-- START --
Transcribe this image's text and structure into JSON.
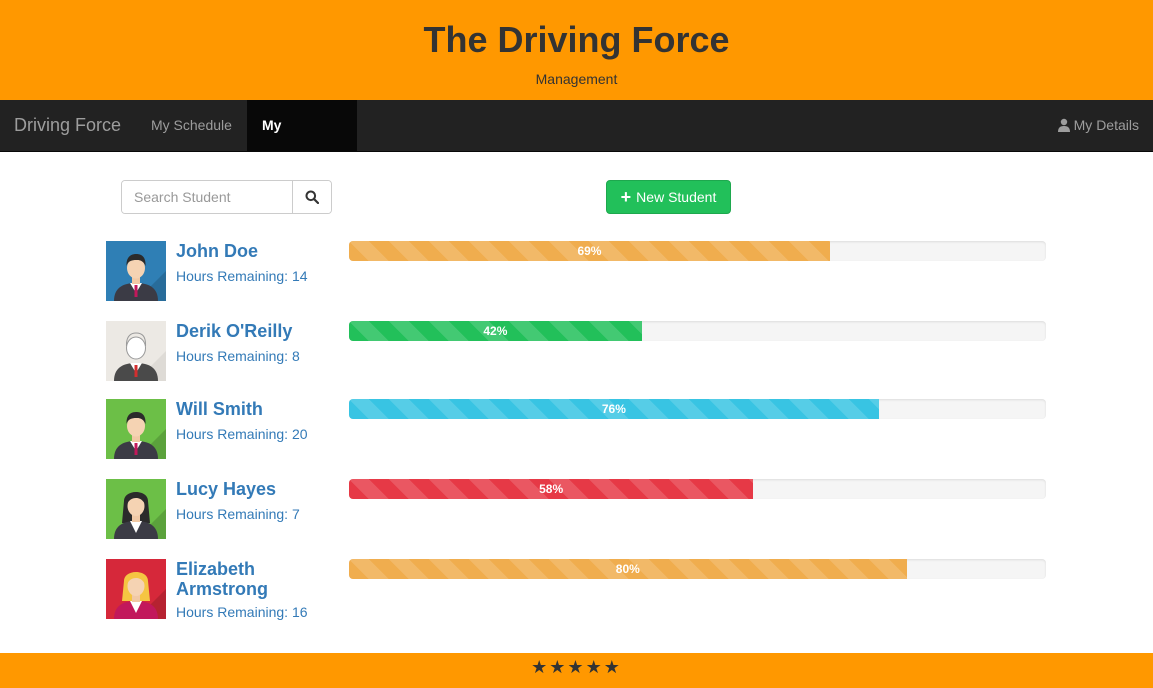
{
  "header": {
    "title": "The Driving Force",
    "subtitle": "Management"
  },
  "navbar": {
    "brand": "Driving Force",
    "items": [
      {
        "label": "My Schedule",
        "active": false
      },
      {
        "label": "My Students",
        "active": true
      }
    ],
    "right": {
      "label": "My Details",
      "icon": "user-icon"
    }
  },
  "toolbar": {
    "search_placeholder": "Search Student",
    "search_value": "",
    "search_icon": "search-icon",
    "new_student_label": "New Student",
    "new_student_icon": "plus-icon"
  },
  "students": [
    {
      "name": "John Doe",
      "hours": "Hours Remaining: 14",
      "progress": 69,
      "progress_label": "69%",
      "color": "#f0ad4e",
      "avatar_bg": "#2f7fb5",
      "avatar_icon": "male-student-avatar-icon"
    },
    {
      "name": "Derik O'Reilly",
      "hours": "Hours Remaining: 8",
      "progress": 42,
      "progress_label": "42%",
      "color": "#22c05a",
      "avatar_bg": "#ece9e4",
      "avatar_icon": "male-outline-avatar-icon"
    },
    {
      "name": "Will Smith",
      "hours": "Hours Remaining: 20",
      "progress": 76,
      "progress_label": "76%",
      "color": "#38c4e3",
      "avatar_bg": "#6cbf47",
      "avatar_icon": "male-student-avatar-icon"
    },
    {
      "name": "Lucy Hayes",
      "hours": "Hours Remaining: 7",
      "progress": 58,
      "progress_label": "58%",
      "color": "#e63946",
      "avatar_bg": "#6cbf47",
      "avatar_icon": "female-student-avatar-icon"
    },
    {
      "name": "Elizabeth Armstrong",
      "hours": "Hours Remaining: 16",
      "progress": 80,
      "progress_label": "80%",
      "color": "#f0ad4e",
      "avatar_bg": "#d6283a",
      "avatar_icon": "female-blonde-avatar-icon"
    }
  ],
  "footer": {
    "stars": "★★★★★"
  }
}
-- END --
**Required task:** Track down all lines above with the string "color" and copy them.

**Exercise answer:**
      "color": "#f0ad4e",
      "color": "#22c05a",
      "color": "#38c4e3",
      "color": "#e63946",
      "color": "#f0ad4e",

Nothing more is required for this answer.